(A run of records)
◇ ◇ ◇ ◇ ◇
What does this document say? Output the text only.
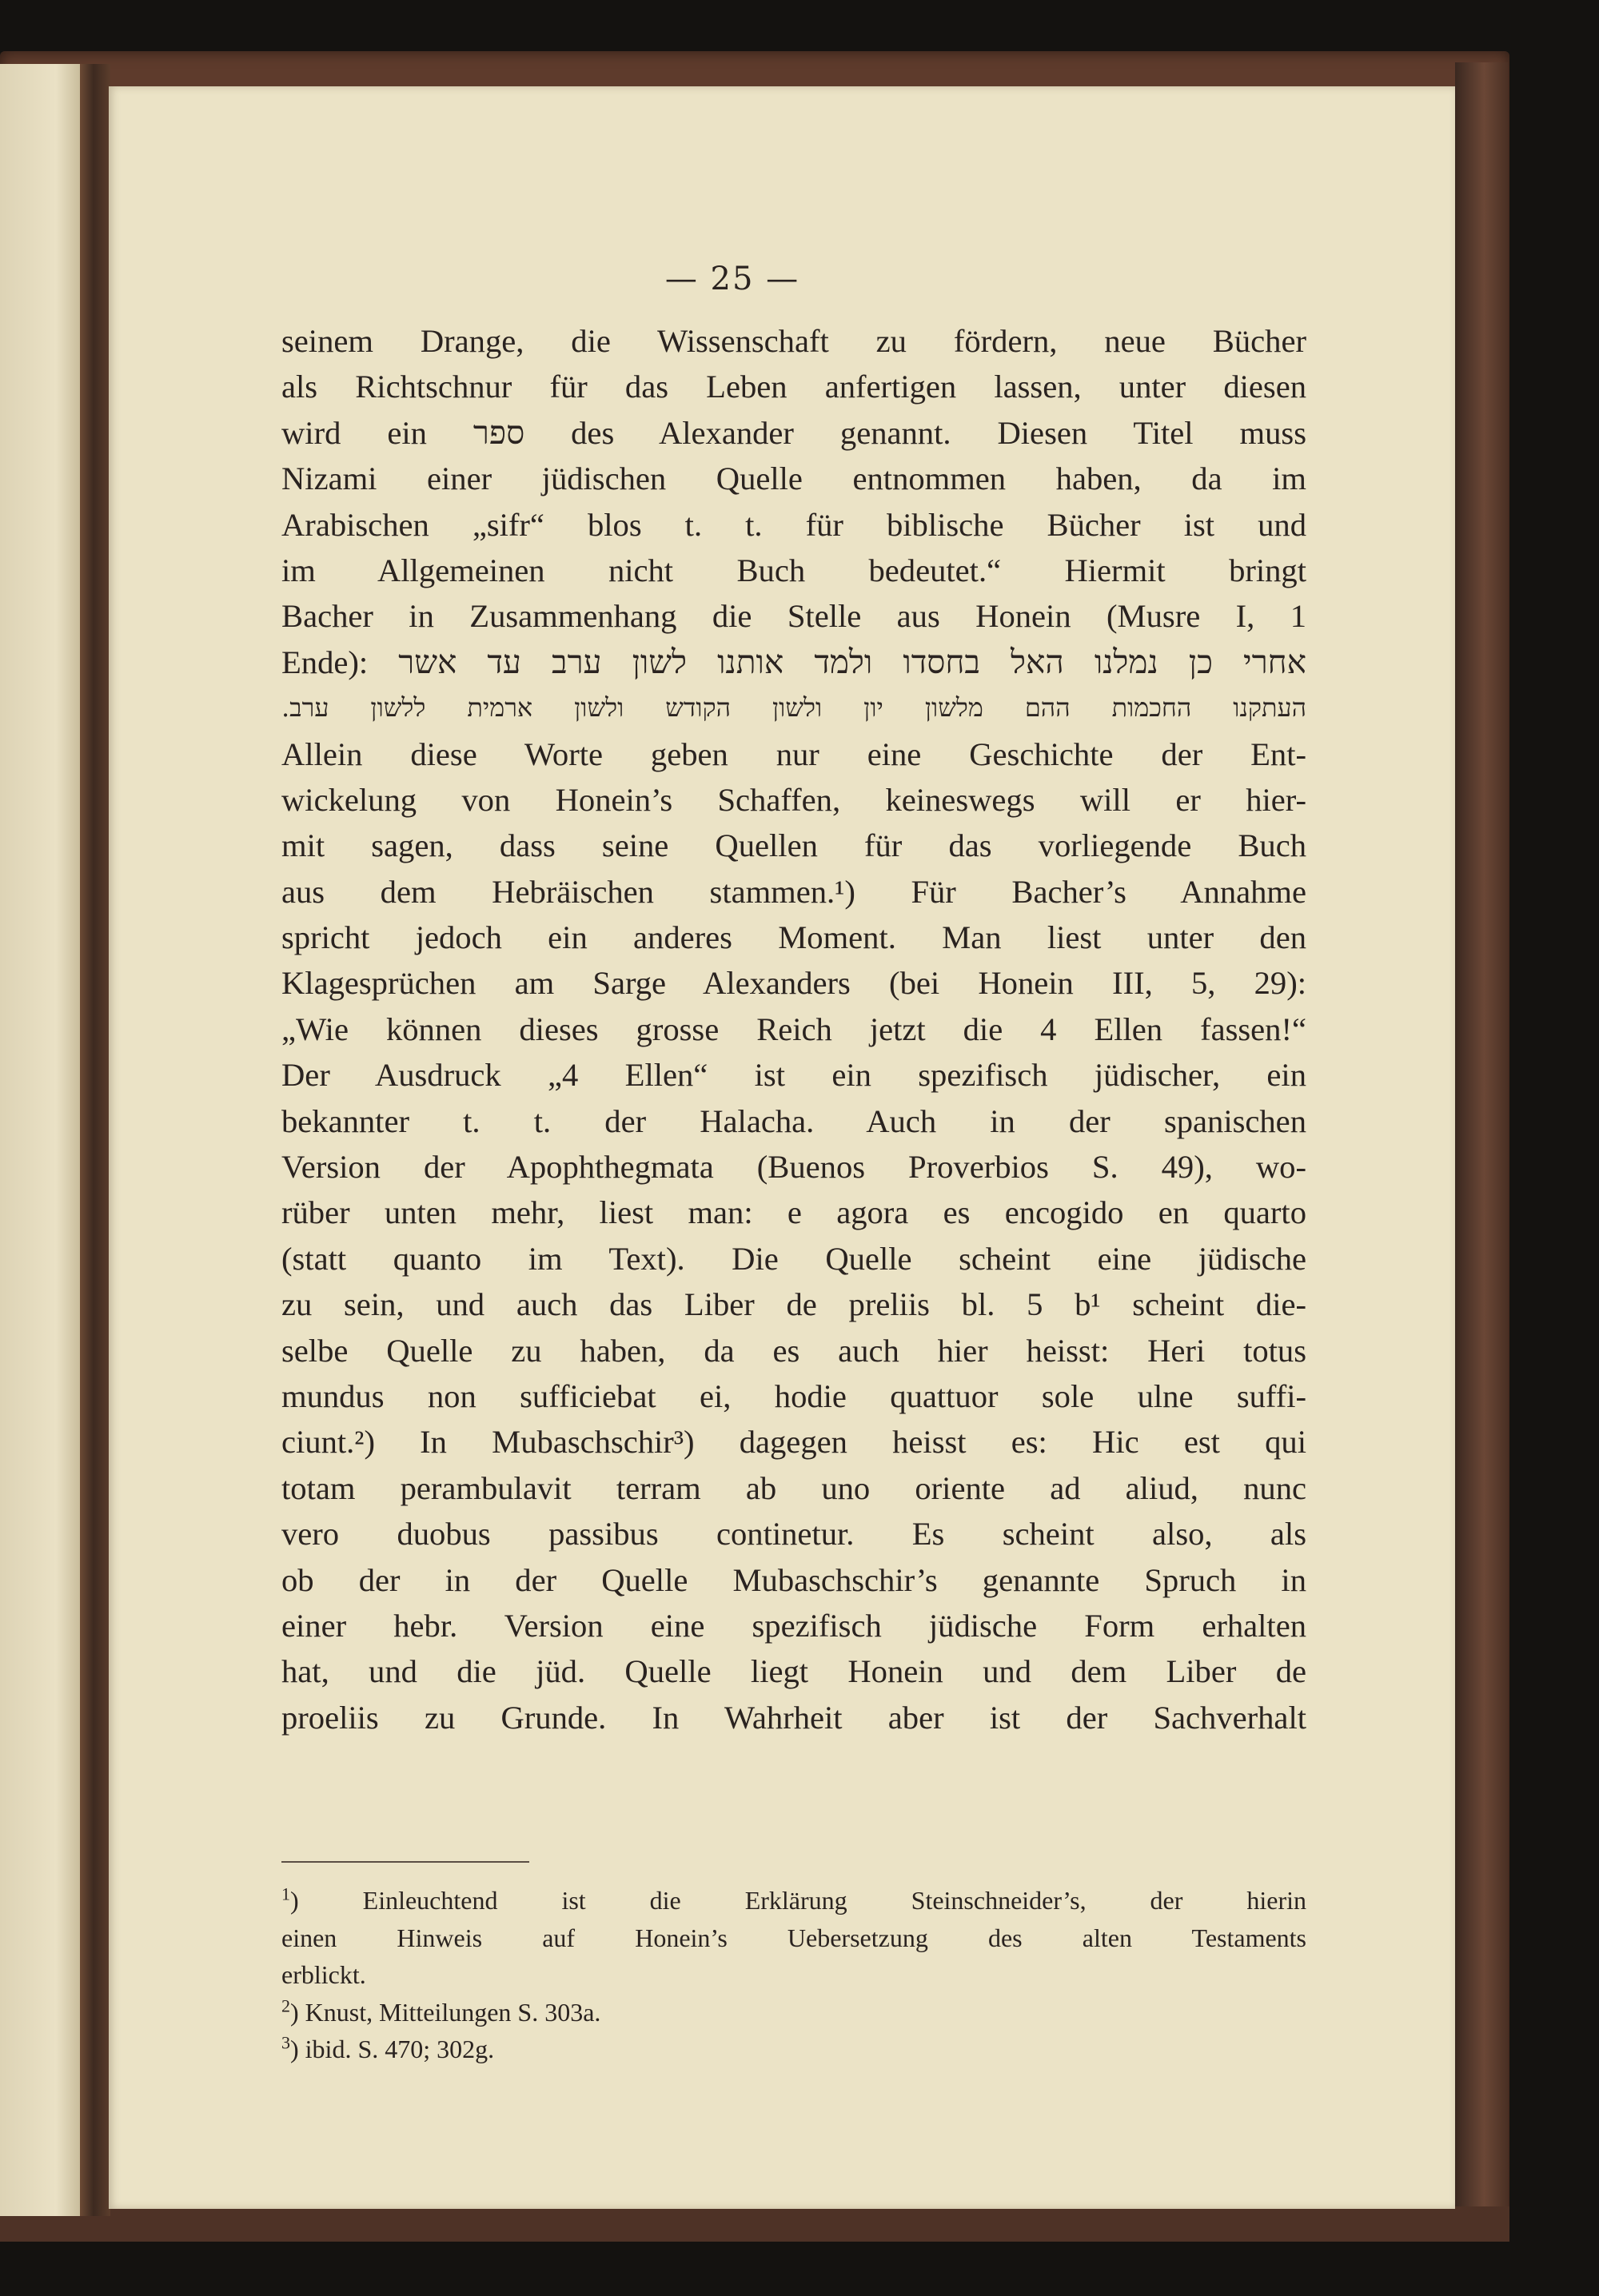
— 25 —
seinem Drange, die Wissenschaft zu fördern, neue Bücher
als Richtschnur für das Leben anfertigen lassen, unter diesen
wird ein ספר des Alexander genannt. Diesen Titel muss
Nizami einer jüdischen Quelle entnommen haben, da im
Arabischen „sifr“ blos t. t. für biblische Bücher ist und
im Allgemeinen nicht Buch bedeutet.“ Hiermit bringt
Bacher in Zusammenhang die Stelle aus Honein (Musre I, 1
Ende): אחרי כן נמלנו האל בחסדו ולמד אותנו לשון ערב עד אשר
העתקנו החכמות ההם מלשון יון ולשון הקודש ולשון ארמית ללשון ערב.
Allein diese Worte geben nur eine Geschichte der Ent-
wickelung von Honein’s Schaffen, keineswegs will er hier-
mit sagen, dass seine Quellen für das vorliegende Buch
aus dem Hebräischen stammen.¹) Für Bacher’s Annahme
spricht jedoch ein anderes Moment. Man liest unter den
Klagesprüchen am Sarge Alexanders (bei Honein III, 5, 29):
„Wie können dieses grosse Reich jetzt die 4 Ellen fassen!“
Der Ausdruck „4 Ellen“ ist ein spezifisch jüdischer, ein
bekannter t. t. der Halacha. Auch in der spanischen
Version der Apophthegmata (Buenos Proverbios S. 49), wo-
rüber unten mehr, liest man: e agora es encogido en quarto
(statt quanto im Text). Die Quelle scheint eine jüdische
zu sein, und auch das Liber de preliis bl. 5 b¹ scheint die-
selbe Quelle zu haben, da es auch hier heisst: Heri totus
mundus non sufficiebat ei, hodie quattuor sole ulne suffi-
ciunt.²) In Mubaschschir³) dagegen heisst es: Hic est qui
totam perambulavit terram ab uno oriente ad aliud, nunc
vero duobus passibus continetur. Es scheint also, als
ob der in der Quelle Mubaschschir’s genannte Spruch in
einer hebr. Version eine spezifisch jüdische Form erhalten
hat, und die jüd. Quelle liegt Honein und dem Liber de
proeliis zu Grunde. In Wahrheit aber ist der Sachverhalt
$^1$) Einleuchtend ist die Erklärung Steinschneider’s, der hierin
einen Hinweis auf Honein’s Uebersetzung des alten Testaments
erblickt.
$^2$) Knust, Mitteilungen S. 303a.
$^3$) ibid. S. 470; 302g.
◇ ◇ ◇ ◇ ◇
STATED EXERCISE: All the lines above are to be reproduced exactly, except the pictures.

RESULT OF THIS TASK:
What does this document say? Output the text only.
— 25 —
seinem Drange, die Wissenschaft zu fördern, neue Bücher
als Richtschnur für das Leben anfertigen lassen, unter diesen
wird ein ספר des Alexander genannt. Diesen Titel muss
Nizami einer jüdischen Quelle entnommen haben, da im
Arabischen „sifr“ blos t. t. für biblische Bücher ist und
im Allgemeinen nicht Buch bedeutet.“ Hiermit bringt
Bacher in Zusammenhang die Stelle aus Honein (Musre I, 1
Ende): אחרי כן נמלנו האל בחסדו ולמד אותנו לשון ערב עד אשר
העתקנו החכמות ההם מלשון יון ולשון הקודש ולשון ארמית ללשון ערב.
Allein diese Worte geben nur eine Geschichte der Ent-
wickelung von Honein’s Schaffen, keineswegs will er hier-
mit sagen, dass seine Quellen für das vorliegende Buch
aus dem Hebräischen stammen.¹) Für Bacher’s Annahme
spricht jedoch ein anderes Moment. Man liest unter den
Klagesprüchen am Sarge Alexanders (bei Honein III, 5, 29):
„Wie können dieses grosse Reich jetzt die 4 Ellen fassen!“
Der Ausdruck „4 Ellen“ ist ein spezifisch jüdischer, ein
bekannter t. t. der Halacha. Auch in der spanischen
Version der Apophthegmata (Buenos Proverbios S. 49), wo-
rüber unten mehr, liest man: e agora es encogido en quarto
(statt quanto im Text). Die Quelle scheint eine jüdische
zu sein, und auch das Liber de preliis bl. 5 b¹ scheint die-
selbe Quelle zu haben, da es auch hier heisst: Heri totus
mundus non sufficiebat ei, hodie quattuor sole ulne suffi-
ciunt.²) In Mubaschschir³) dagegen heisst es: Hic est qui
totam perambulavit terram ab uno oriente ad aliud, nunc
vero duobus passibus continetur. Es scheint also, als
ob der in der Quelle Mubaschschir’s genannte Spruch in
einer hebr. Version eine spezifisch jüdische Form erhalten
hat, und die jüd. Quelle liegt Honein und dem Liber de
proeliis zu Grunde. In Wahrheit aber ist der Sachverhalt
$^1$) Einleuchtend ist die Erklärung Steinschneider’s, der hierin
einen Hinweis auf Honein’s Uebersetzung des alten Testaments
erblickt.
$^2$) Knust, Mitteilungen S. 303a.
$^3$) ibid. S. 470; 302g.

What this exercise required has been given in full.